Texto fornecido
+++

Friday, February 02, 2007

REFORMA DA ADMINSTRAÇÃO PÚBLICA: PEQUENOS DETALHES

Já se percebeu que há atrasos na aplicação de algumas medidas previstas no âmbito da reforma da administração pública. Nada que não fosse expectável. A tarefa é difícil e as suas consequências serão, certamente, dolorosas.

Um sinal das dificuldades é o caso emblemático do Director Geral dos Impostos, Dr. Paulo Macedo, contra o qual nada me move, que aufere uma remuneração que só por milagre encontrará enquadramento na legislação que o governo socialista, recentemente, aprovou ou, no futuro próximo, aprovará.

Toda a gente concorda com a importância da arrecadação de receitas fiscais, no contexto do combate ao deficit das contas públicas, e ninguém duvida que o combate à fraude e evasão fiscais é decisivo para a afirmação do estado de direito e o prestígio da democracia.

Na verdade o Dr. Paulo Macedo, à frente da DGI, tem apresentado resultados. De tal forma que o ministro das finanças, recentemente, enfatizou a importância do contributo da administração fiscal no cumprimento do objectivo de terminar 2006 com um défice do Sector Público Administrativo (SPA) de 4,6% do PIB afirmando que a equipa de Paulo Macedo ultrapassou os objectivos previstos em cerca de 1500 milhões de euros.

Não vou aprofundar o significado destes primeiros números a não ser para sublinhar que não constituem surpresa a não ser, talvez, pelo crescimento das receitas fiscais o que, representando uma vantagem imediata para o cumprimento do objectivo do deficit, deixa em aberto a avaliação do comportamento da despesa onde se joga, a prazo, o combate decisivo da consolidação orçamental.

Se o governo, no âmbito da reforma da administração pública, for capaz de justificar, técnica e politicamente, a recondução do Dr. Paulo Macedo, mantendo as suas condições remuneratórias excepcionais, colocar-se-ão uma miríade de questões relacionadas com outras áreas da governação consideradas, de forma reiterada, como da mais alta prioridade.

Exemplifico, entre as áreas sociais, com o caso da “qualificação dos recursos humanos” já que o “Quadro de Referência Estratégico Nacional – 2007/2013”, recentemente apresentado, anuncia que “as verbas destinadas à qualificação dos recursos humanos aumentam de 26% para 37% dos apoios estruturais. Percentagem que está finalmente em linha com os países mais desenvolvidos. Isto significa 6 mil milhões de euros de aposta no potencial humano. Mais 1,4 mil milhões de euros do que no Quadro Comunitário anterior.”

E no supracitado QREN qual é a primeira das dez prioridades que o governo estabeleceu?: “Preparar os jovens para o futuro e modernizar o nosso ensino”. E como é apresentada esta prioridade, aliás, em coerência com o próprio programa do governo? :

“Queremos um país em que todos os nossos jovens concluam o ensino secundário. Um país que vença o abandono escolar. Um país que dê a todos os jovens uma educação de qualidade, a oportunidade para se qualificarem e para triunfarem num mundo global e exigente. Para serem cidadãos conscientes, activos, participativos, inovadores.”

+++

Linhas
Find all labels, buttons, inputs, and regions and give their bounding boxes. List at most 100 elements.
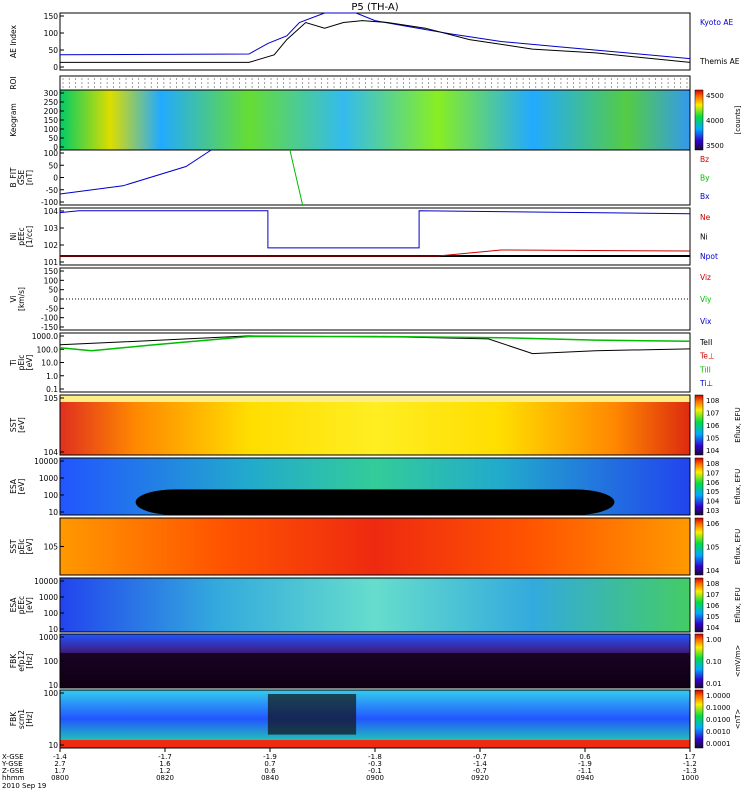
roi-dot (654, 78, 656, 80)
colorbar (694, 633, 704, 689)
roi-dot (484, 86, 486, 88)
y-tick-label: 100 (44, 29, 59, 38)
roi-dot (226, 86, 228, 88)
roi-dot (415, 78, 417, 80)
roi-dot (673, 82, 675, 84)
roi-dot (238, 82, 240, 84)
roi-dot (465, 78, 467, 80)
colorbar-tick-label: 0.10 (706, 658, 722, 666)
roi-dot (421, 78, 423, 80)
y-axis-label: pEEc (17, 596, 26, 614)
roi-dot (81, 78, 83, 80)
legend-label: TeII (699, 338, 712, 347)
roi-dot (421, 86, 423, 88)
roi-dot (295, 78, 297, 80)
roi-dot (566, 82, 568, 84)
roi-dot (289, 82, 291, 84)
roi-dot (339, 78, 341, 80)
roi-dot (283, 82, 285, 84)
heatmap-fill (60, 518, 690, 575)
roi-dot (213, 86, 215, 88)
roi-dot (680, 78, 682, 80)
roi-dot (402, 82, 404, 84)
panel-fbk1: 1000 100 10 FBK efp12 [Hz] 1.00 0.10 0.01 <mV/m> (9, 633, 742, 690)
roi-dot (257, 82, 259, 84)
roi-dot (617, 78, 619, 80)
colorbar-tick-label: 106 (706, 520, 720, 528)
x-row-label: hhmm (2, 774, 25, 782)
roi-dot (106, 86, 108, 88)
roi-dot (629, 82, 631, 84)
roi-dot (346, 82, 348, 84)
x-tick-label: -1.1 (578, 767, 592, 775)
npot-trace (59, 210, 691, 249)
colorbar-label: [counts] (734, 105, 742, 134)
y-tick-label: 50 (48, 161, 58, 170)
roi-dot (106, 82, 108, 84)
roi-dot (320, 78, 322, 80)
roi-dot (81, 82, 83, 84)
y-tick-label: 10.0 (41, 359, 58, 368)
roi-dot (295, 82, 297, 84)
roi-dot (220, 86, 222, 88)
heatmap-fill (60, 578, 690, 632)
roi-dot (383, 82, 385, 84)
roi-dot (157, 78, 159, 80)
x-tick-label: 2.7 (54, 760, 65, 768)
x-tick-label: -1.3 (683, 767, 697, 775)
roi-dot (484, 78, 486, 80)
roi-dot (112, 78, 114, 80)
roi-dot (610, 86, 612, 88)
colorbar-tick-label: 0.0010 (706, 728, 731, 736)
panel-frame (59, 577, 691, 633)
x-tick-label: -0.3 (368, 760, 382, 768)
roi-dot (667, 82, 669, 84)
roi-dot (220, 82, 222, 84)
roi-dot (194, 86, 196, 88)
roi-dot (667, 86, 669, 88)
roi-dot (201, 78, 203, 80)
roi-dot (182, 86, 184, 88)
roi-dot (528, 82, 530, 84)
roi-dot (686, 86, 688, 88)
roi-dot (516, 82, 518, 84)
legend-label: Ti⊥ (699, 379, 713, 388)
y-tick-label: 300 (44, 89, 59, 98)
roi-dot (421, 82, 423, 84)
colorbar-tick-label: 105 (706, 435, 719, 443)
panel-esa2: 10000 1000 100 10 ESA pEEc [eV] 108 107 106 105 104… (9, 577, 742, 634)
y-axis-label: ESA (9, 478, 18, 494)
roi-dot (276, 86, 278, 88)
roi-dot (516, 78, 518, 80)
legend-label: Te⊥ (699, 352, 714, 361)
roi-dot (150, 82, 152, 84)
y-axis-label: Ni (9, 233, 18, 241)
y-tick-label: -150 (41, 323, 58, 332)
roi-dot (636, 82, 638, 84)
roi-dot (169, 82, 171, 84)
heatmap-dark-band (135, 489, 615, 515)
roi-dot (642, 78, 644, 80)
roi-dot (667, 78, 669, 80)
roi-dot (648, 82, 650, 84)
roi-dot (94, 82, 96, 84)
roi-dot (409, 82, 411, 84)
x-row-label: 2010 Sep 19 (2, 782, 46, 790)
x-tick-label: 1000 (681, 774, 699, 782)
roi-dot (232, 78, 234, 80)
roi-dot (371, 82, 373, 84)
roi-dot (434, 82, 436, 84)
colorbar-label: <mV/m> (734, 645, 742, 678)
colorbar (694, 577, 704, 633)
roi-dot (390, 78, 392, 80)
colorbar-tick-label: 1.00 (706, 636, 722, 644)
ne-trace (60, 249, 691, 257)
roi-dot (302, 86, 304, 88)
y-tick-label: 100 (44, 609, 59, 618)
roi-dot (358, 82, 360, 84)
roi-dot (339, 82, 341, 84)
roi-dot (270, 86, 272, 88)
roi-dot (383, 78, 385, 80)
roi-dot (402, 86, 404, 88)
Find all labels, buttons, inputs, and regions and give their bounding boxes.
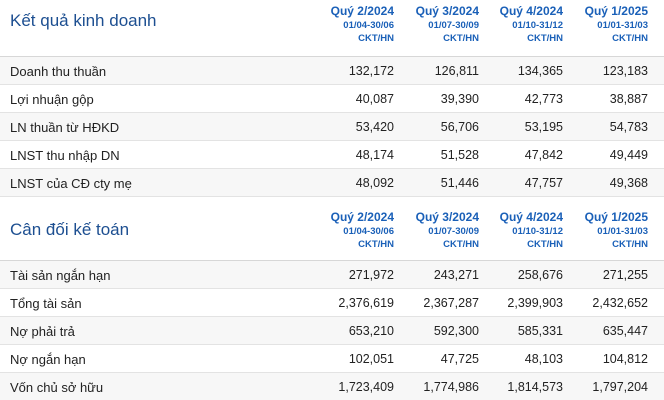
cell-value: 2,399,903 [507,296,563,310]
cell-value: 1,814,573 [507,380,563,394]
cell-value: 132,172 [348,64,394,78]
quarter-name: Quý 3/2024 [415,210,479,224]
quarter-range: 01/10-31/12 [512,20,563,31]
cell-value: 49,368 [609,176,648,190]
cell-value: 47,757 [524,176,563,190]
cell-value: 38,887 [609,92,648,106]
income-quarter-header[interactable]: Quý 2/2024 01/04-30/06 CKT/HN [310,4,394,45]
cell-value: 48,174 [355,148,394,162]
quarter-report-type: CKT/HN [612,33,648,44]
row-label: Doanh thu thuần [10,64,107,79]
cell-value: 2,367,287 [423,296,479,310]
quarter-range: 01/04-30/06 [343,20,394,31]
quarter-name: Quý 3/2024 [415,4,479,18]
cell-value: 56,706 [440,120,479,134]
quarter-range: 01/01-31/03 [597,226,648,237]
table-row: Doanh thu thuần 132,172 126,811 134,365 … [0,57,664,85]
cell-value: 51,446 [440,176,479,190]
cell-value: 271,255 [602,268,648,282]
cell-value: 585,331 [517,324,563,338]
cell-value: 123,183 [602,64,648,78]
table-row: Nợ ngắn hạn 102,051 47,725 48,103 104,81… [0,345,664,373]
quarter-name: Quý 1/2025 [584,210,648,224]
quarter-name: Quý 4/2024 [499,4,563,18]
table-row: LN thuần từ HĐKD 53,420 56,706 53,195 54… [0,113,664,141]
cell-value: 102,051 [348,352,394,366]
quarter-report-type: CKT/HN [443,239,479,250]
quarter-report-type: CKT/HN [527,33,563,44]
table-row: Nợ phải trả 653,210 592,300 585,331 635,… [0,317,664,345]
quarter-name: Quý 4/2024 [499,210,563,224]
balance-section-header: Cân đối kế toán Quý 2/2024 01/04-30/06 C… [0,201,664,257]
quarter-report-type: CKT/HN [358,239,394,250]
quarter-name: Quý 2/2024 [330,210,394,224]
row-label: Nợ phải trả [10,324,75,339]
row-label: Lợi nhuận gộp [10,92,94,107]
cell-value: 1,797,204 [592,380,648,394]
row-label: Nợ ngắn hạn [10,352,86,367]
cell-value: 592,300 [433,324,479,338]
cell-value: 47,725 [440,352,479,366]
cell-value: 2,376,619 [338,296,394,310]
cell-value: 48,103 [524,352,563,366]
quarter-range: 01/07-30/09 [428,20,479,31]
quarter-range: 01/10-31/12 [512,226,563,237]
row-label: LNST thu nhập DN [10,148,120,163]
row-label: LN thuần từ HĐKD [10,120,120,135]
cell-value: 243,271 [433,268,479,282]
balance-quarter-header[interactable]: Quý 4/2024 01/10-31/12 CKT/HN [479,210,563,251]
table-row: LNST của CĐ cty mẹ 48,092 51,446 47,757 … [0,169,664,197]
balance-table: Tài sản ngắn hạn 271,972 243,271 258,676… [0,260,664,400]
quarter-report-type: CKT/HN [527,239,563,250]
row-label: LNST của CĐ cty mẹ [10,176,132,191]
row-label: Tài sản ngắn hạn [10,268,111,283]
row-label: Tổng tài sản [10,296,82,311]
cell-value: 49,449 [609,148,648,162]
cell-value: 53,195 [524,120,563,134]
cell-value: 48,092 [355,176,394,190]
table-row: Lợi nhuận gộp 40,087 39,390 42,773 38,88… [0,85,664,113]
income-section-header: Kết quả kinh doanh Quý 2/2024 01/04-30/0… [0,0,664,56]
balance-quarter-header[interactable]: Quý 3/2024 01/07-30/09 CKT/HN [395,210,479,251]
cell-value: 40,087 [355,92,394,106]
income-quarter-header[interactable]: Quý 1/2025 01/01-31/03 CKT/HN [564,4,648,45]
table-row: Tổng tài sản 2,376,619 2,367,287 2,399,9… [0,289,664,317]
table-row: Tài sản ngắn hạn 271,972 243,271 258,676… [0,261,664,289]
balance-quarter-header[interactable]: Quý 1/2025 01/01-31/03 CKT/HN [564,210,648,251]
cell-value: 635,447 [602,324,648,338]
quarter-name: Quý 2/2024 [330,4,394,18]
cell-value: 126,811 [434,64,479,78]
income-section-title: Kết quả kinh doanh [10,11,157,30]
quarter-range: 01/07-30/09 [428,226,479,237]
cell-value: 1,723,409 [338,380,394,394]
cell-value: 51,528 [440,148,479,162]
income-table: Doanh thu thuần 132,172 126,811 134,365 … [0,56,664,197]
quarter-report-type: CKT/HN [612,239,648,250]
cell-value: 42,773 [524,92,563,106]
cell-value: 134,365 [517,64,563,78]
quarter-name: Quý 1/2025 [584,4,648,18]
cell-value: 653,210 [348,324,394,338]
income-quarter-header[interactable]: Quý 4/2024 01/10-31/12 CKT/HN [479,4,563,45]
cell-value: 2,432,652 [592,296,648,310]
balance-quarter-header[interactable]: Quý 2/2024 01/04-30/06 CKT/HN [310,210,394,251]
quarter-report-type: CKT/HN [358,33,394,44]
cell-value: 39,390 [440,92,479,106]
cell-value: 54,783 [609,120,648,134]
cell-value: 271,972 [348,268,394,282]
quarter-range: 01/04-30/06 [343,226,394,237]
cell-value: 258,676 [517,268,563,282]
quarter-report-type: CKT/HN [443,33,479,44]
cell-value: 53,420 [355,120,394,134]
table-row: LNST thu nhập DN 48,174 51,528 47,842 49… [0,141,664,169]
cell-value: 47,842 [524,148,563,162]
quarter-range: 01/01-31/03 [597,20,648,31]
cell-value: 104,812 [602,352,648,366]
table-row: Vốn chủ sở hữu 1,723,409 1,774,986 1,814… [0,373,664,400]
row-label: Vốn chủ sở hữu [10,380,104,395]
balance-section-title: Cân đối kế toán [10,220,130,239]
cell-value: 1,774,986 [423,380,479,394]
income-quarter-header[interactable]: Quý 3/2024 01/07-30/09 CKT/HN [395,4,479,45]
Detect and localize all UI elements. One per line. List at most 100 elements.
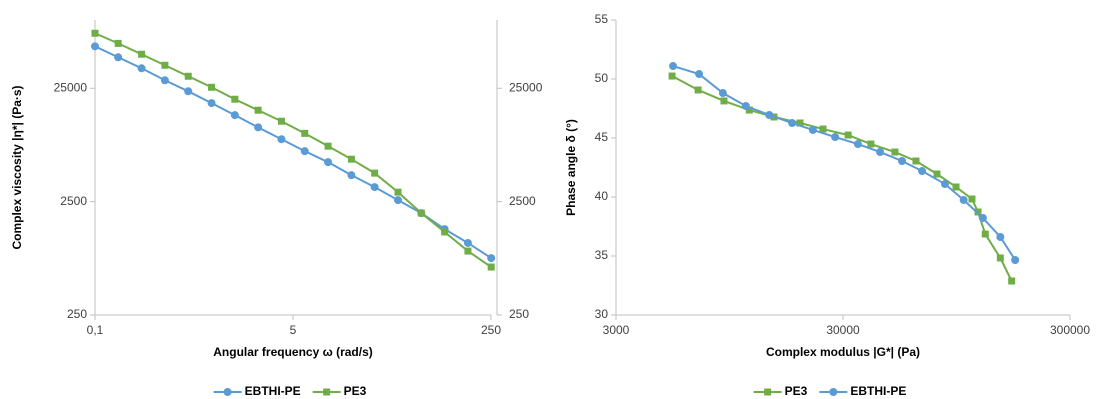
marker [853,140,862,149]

+++

Exercício proposto
Reproduza o trecho do texto sobre a reforma da administração pública que vai desde "Friday, February 02, 2007" até "serão, certamente, dolorosas.", incluindo estas últimas palavras.

Resposta correta
Friday, February 02, 2007

REFORMA DA ADMINSTRAÇÃO PÚBLICA: PEQUENOS DETALHES

Já se percebeu que há atrasos na aplicação de algumas medidas previstas no âmbito da reforma da administração pública. Nada que não fosse expectável. A tarefa é difícil e as suas consequências serão, certamente, dolorosas.